(Source records)
———

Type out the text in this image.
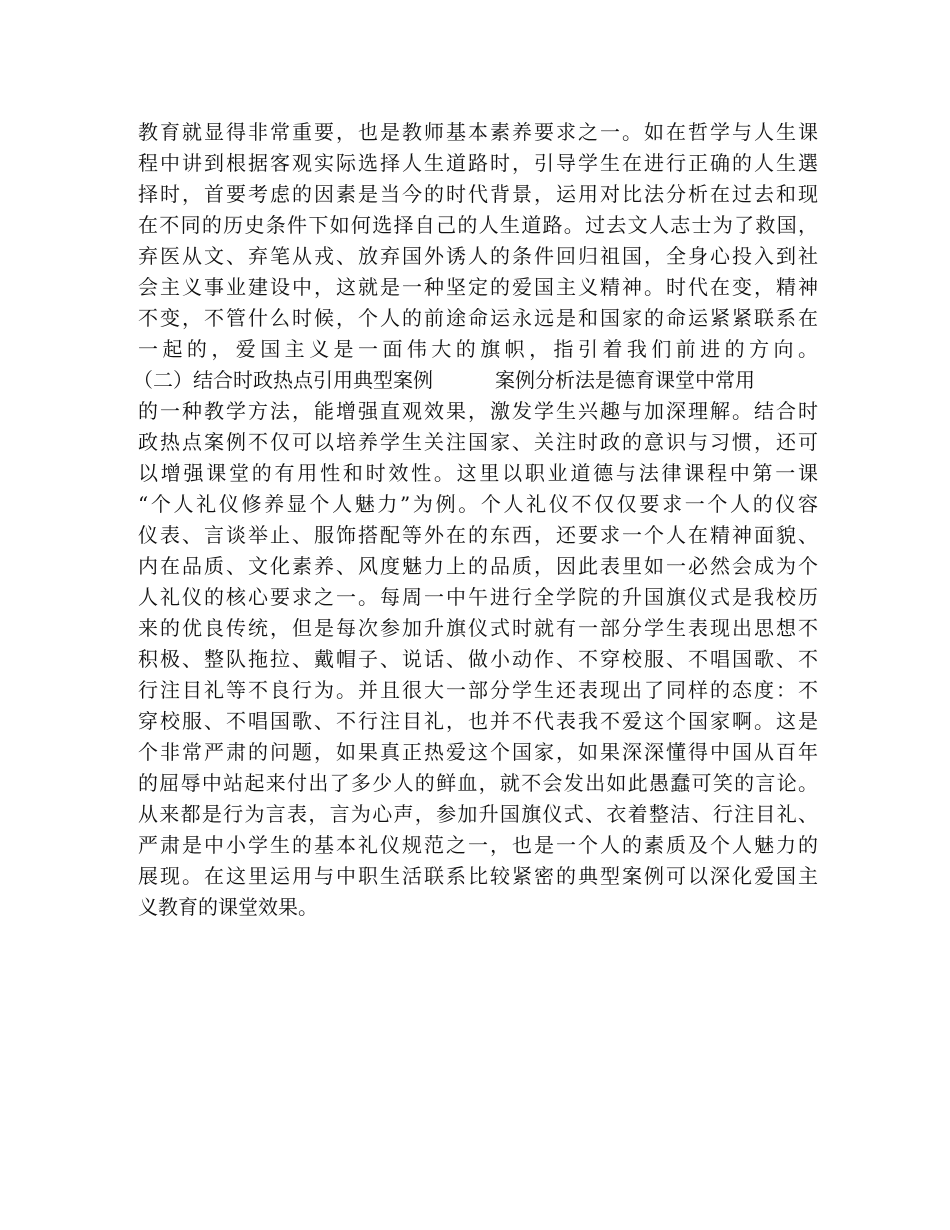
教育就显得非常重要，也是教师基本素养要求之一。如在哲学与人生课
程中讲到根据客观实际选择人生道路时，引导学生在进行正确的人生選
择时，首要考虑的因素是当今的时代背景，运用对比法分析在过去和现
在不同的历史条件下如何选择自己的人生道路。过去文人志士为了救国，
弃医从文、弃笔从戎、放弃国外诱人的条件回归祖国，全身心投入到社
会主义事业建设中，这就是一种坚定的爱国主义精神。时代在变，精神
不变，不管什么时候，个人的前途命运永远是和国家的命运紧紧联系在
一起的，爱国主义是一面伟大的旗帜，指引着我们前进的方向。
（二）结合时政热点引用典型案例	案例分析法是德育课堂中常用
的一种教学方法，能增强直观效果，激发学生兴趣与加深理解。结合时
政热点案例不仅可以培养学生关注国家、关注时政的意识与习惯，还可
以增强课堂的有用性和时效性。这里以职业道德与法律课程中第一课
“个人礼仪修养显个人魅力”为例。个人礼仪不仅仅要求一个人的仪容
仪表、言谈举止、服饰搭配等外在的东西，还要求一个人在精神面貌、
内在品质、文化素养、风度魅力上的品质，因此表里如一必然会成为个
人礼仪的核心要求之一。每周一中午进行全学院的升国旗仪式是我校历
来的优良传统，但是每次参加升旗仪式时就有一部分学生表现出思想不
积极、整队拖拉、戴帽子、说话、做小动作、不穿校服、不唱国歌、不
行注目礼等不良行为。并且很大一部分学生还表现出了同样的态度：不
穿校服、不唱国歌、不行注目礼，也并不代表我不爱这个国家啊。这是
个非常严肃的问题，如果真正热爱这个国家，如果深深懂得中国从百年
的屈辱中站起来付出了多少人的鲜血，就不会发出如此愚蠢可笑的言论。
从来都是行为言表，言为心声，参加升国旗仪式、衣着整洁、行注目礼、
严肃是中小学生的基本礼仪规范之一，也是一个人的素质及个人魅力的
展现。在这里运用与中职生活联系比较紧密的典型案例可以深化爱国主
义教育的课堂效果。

———

Check each line of the material above for "不唱国歌" and say how many lines contain it, giving the number alone.

2